- [AIM OF THE TASK]
Where a line of the material contains the string "caption", copy that line.

====================

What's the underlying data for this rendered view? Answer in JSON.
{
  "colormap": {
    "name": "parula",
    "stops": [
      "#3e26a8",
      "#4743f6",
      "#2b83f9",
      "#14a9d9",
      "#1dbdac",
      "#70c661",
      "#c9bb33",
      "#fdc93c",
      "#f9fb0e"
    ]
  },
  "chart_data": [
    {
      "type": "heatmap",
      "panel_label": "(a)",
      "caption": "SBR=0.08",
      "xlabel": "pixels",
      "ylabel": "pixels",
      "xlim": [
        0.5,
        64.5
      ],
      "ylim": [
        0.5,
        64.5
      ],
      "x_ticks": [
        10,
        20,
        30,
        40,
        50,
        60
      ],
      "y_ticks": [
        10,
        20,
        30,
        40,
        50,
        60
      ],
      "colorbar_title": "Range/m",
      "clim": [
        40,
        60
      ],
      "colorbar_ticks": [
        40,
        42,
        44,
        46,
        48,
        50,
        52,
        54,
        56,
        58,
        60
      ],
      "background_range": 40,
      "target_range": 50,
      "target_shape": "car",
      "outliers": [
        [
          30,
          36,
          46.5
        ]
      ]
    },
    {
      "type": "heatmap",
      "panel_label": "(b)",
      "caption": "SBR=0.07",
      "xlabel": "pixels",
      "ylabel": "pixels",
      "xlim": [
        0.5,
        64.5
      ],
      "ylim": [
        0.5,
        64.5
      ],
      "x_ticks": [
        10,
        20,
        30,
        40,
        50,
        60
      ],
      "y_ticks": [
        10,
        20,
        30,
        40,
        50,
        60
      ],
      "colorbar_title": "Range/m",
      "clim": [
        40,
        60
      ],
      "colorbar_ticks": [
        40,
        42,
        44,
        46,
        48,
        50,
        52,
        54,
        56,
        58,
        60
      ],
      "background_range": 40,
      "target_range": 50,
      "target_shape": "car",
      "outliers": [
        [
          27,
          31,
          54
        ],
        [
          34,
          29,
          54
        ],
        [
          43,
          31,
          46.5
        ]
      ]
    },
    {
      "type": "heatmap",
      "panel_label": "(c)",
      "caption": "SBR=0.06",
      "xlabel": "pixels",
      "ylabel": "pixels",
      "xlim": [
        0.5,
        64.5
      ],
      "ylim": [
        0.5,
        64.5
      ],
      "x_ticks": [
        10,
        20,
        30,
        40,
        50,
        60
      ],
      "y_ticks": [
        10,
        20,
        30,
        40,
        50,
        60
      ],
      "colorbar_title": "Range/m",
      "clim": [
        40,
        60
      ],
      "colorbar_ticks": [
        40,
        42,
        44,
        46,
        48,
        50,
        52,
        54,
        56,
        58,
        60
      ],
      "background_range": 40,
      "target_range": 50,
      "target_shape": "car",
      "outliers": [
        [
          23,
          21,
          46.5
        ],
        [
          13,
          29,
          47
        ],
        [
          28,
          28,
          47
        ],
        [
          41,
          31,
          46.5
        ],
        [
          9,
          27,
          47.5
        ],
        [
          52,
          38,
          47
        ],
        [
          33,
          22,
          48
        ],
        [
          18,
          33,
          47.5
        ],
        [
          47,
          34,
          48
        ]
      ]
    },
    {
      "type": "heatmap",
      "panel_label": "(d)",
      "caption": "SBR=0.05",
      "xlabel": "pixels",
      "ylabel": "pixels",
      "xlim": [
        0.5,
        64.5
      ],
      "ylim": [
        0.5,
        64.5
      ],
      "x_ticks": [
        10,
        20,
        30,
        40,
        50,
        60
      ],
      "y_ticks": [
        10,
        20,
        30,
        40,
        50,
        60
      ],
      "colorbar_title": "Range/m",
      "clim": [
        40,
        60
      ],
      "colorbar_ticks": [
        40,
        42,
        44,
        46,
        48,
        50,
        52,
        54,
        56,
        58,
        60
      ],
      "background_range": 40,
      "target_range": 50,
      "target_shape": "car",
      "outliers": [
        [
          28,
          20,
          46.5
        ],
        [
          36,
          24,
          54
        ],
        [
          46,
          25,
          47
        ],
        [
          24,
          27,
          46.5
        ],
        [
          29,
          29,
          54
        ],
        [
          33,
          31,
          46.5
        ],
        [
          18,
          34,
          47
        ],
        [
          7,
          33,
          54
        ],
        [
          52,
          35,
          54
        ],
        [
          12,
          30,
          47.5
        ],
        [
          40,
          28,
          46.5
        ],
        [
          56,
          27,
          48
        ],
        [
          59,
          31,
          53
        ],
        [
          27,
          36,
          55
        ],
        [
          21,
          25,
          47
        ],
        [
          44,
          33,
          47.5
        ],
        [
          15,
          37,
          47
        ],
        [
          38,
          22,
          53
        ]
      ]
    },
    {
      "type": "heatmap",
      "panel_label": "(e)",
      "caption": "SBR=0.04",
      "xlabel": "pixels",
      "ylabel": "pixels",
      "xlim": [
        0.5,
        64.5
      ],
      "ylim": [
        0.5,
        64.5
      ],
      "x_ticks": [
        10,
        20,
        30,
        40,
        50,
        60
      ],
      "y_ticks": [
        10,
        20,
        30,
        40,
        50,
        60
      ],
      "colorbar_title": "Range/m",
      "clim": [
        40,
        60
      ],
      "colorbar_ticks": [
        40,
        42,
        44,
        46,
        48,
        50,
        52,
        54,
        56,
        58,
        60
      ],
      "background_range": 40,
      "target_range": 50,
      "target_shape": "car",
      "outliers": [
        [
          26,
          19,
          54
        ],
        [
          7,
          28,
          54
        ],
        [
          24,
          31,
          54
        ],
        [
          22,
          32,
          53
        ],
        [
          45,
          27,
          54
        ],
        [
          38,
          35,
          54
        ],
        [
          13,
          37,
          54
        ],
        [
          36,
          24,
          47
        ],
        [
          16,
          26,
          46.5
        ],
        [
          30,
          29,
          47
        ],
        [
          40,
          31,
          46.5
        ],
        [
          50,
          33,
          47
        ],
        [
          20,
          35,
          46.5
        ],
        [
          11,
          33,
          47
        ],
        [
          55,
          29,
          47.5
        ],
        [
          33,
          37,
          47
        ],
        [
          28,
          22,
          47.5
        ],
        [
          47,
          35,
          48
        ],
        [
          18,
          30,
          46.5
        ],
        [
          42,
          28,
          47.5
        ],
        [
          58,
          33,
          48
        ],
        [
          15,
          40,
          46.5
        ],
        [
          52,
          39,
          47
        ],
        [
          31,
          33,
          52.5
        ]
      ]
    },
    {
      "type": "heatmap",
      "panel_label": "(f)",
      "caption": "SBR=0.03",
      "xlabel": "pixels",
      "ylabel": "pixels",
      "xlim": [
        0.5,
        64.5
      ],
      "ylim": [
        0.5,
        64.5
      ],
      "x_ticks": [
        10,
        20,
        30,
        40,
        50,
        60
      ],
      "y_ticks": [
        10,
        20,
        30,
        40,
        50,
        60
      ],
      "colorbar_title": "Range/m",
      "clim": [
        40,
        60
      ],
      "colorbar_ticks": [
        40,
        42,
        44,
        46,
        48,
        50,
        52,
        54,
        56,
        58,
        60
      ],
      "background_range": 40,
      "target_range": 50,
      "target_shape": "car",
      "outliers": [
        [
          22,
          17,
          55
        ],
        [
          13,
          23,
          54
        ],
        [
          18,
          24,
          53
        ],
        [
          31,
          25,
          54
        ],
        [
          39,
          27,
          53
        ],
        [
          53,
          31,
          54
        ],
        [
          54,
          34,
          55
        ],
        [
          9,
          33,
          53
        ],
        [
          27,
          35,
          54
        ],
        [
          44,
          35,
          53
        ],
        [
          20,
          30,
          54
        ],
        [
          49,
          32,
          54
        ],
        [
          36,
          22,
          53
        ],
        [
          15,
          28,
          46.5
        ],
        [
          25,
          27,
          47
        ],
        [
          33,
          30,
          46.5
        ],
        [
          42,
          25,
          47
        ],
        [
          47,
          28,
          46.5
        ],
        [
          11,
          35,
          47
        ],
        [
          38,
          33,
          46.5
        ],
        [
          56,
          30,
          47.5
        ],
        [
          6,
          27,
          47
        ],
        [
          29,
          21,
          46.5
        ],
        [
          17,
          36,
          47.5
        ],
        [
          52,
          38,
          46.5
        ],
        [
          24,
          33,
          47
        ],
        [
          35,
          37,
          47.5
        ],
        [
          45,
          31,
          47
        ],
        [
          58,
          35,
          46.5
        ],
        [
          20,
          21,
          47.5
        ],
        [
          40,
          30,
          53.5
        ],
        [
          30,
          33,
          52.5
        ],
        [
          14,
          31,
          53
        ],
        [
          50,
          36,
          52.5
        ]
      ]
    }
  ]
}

====================

- [ANSWER IN FULL]
      "caption": "SBR=0.08",
      "caption": "SBR=0.07",
      "caption": "SBR=0.06",
      "caption": "SBR=0.05",
      "caption": "SBR=0.04",
      "caption": "SBR=0.03",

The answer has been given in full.